Problem to solve: Lines containing the word "name" should be extracted in full.

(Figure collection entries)
[Start]
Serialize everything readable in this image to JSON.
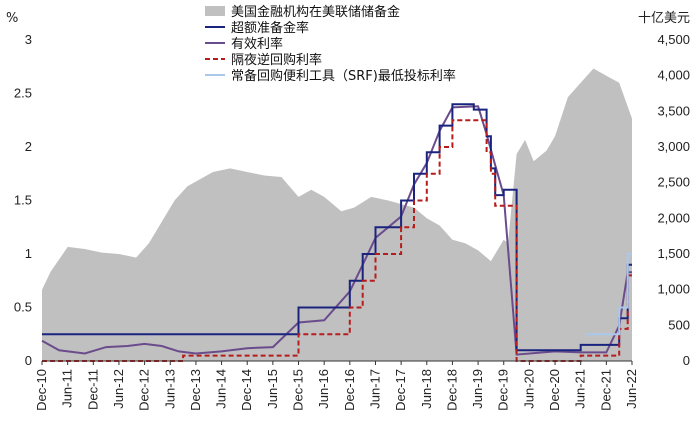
{
  "chart_data": {
    "type": "line",
    "left_unit": "%",
    "right_unit": "十亿美元",
    "ylim_left": [
      0,
      3
    ],
    "ylim_right": [
      0,
      4500
    ],
    "left_ticks": [
      "0",
      "0.5",
      "1",
      "1.5",
      "2",
      "2.5",
      "3"
    ],
    "right_ticks": [
      "0",
      "500",
      "1,000",
      "1,500",
      "2,000",
      "2,500",
      "3,000",
      "3,500",
      "4,000",
      "4,500"
    ],
    "x_range": [
      "2010-12",
      "2022-06"
    ],
    "x_ticks": [
      "Dec-10",
      "Jun-11",
      "Dec-11",
      "Jun-12",
      "Dec-12",
      "Jun-13",
      "Dec-13",
      "Jun-14",
      "Dec-14",
      "Jun-15",
      "Dec-15",
      "Jun-16",
      "Dec-16",
      "Jun-17",
      "Dec-17",
      "Jun-18",
      "Dec-18",
      "Jun-19",
      "Dec-19",
      "Jun-20",
      "Dec-20",
      "Jun-21",
      "Dec-21",
      "Jun-22"
    ],
    "legend_placement": "top-center",
    "grid": false,
    "series": [
      {
        "name": "美国金融机构在美联储储备金",
        "kind": "area",
        "axis": "right",
        "color": "#c0c0c0",
        "points": [
          [
            "2010-12",
            1000
          ],
          [
            "2011-02",
            1250
          ],
          [
            "2011-06",
            1600
          ],
          [
            "2011-10",
            1570
          ],
          [
            "2012-02",
            1520
          ],
          [
            "2012-06",
            1500
          ],
          [
            "2012-10",
            1450
          ],
          [
            "2013-01",
            1650
          ],
          [
            "2013-04",
            1950
          ],
          [
            "2013-07",
            2250
          ],
          [
            "2013-10",
            2450
          ],
          [
            "2014-01",
            2550
          ],
          [
            "2014-04",
            2650
          ],
          [
            "2014-08",
            2700
          ],
          [
            "2014-12",
            2650
          ],
          [
            "2015-04",
            2600
          ],
          [
            "2015-08",
            2580
          ],
          [
            "2015-12",
            2300
          ],
          [
            "2016-03",
            2400
          ],
          [
            "2016-06",
            2300
          ],
          [
            "2016-10",
            2100
          ],
          [
            "2017-01",
            2150
          ],
          [
            "2017-05",
            2300
          ],
          [
            "2017-09",
            2250
          ],
          [
            "2017-12",
            2200
          ],
          [
            "2018-03",
            2150
          ],
          [
            "2018-06",
            2000
          ],
          [
            "2018-09",
            1900
          ],
          [
            "2018-12",
            1700
          ],
          [
            "2019-03",
            1650
          ],
          [
            "2019-06",
            1550
          ],
          [
            "2019-09",
            1400
          ],
          [
            "2019-12",
            1700
          ],
          [
            "2020-01",
            1650
          ],
          [
            "2020-03",
            2900
          ],
          [
            "2020-05",
            3100
          ],
          [
            "2020-07",
            2800
          ],
          [
            "2020-10",
            2950
          ],
          [
            "2020-12",
            3150
          ],
          [
            "2021-03",
            3700
          ],
          [
            "2021-06",
            3900
          ],
          [
            "2021-09",
            4100
          ],
          [
            "2021-12",
            4000
          ],
          [
            "2022-03",
            3900
          ],
          [
            "2022-06",
            3400
          ]
        ]
      },
      {
        "name": "超额准备金率",
        "kind": "step",
        "axis": "left",
        "color": "#1a237e",
        "points": [
          [
            "2010-12",
            0.25
          ],
          [
            "2015-12",
            0.5
          ],
          [
            "2016-12",
            0.75
          ],
          [
            "2017-03",
            1.0
          ],
          [
            "2017-06",
            1.25
          ],
          [
            "2017-12",
            1.5
          ],
          [
            "2018-03",
            1.75
          ],
          [
            "2018-06",
            1.95
          ],
          [
            "2018-09",
            2.2
          ],
          [
            "2018-12",
            2.4
          ],
          [
            "2019-05",
            2.35
          ],
          [
            "2019-08",
            2.1
          ],
          [
            "2019-09",
            1.8
          ],
          [
            "2019-10",
            1.55
          ],
          [
            "2019-12",
            1.6
          ],
          [
            "2020-03",
            0.1
          ],
          [
            "2021-06",
            0.15
          ],
          [
            "2022-03",
            0.4
          ],
          [
            "2022-05",
            0.9
          ],
          [
            "2022-06",
            0.9
          ]
        ]
      },
      {
        "name": "有效利率",
        "kind": "line",
        "axis": "left",
        "color": "#6a4c8c",
        "points": [
          [
            "2010-12",
            0.19
          ],
          [
            "2011-04",
            0.1
          ],
          [
            "2011-10",
            0.07
          ],
          [
            "2012-03",
            0.13
          ],
          [
            "2012-08",
            0.14
          ],
          [
            "2012-12",
            0.16
          ],
          [
            "2013-04",
            0.14
          ],
          [
            "2013-08",
            0.09
          ],
          [
            "2013-12",
            0.07
          ],
          [
            "2014-06",
            0.09
          ],
          [
            "2014-12",
            0.12
          ],
          [
            "2015-06",
            0.13
          ],
          [
            "2015-12",
            0.36
          ],
          [
            "2016-06",
            0.38
          ],
          [
            "2016-12",
            0.65
          ],
          [
            "2017-03",
            0.9
          ],
          [
            "2017-06",
            1.15
          ],
          [
            "2017-12",
            1.35
          ],
          [
            "2018-03",
            1.65
          ],
          [
            "2018-06",
            1.85
          ],
          [
            "2018-09",
            2.15
          ],
          [
            "2018-12",
            2.37
          ],
          [
            "2019-06",
            2.38
          ],
          [
            "2019-08",
            2.12
          ],
          [
            "2019-10",
            1.83
          ],
          [
            "2019-12",
            1.55
          ],
          [
            "2020-03",
            0.06
          ],
          [
            "2020-12",
            0.09
          ],
          [
            "2021-06",
            0.08
          ],
          [
            "2021-12",
            0.08
          ],
          [
            "2022-03",
            0.33
          ],
          [
            "2022-05",
            0.83
          ],
          [
            "2022-06",
            0.83
          ]
        ]
      },
      {
        "name": "隔夜逆回购利率",
        "kind": "step",
        "axis": "left",
        "color": "#b71c1c",
        "dashed": true,
        "points": [
          [
            "2010-12",
            0.0
          ],
          [
            "2013-09",
            0.05
          ],
          [
            "2015-12",
            0.25
          ],
          [
            "2016-12",
            0.5
          ],
          [
            "2017-03",
            0.75
          ],
          [
            "2017-06",
            1.0
          ],
          [
            "2017-12",
            1.25
          ],
          [
            "2018-03",
            1.5
          ],
          [
            "2018-06",
            1.75
          ],
          [
            "2018-09",
            2.0
          ],
          [
            "2018-12",
            2.25
          ],
          [
            "2019-08",
            1.95
          ],
          [
            "2019-09",
            1.75
          ],
          [
            "2019-10",
            1.45
          ],
          [
            "2020-03",
            0.0
          ],
          [
            "2021-06",
            0.05
          ],
          [
            "2022-03",
            0.3
          ],
          [
            "2022-05",
            0.8
          ],
          [
            "2022-06",
            0.8
          ]
        ]
      },
      {
        "name": "常备回购便利工具（SRF)最低投标利率",
        "kind": "step",
        "axis": "left",
        "color": "#a9c8ec",
        "points": [
          [
            "2021-07",
            0.25
          ],
          [
            "2022-03",
            0.5
          ],
          [
            "2022-05",
            1.0
          ],
          [
            "2022-06",
            1.0
          ]
        ]
      }
    ]
  }
}
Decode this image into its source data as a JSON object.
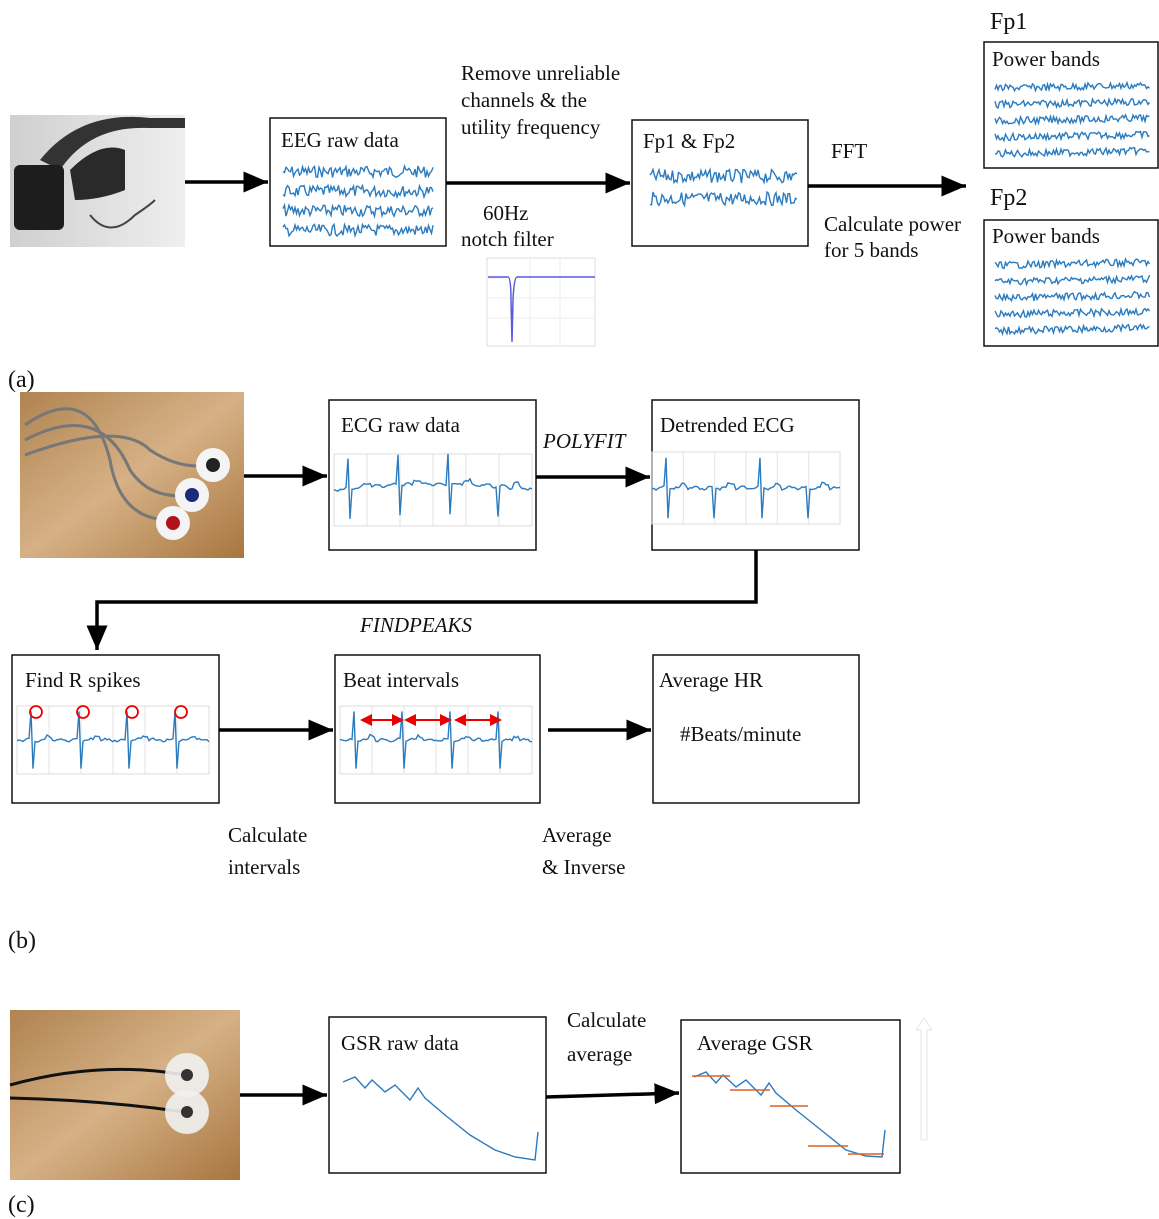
[End]
Exercise answer:
        "name": "美国金融机构在美联储储备金",
        "name": "超额准备金率",
        "name": "有效利率",
        "name": "隔夜逆回购利率",
        "name": "常备回购便利工具（SRF)最低投标利率",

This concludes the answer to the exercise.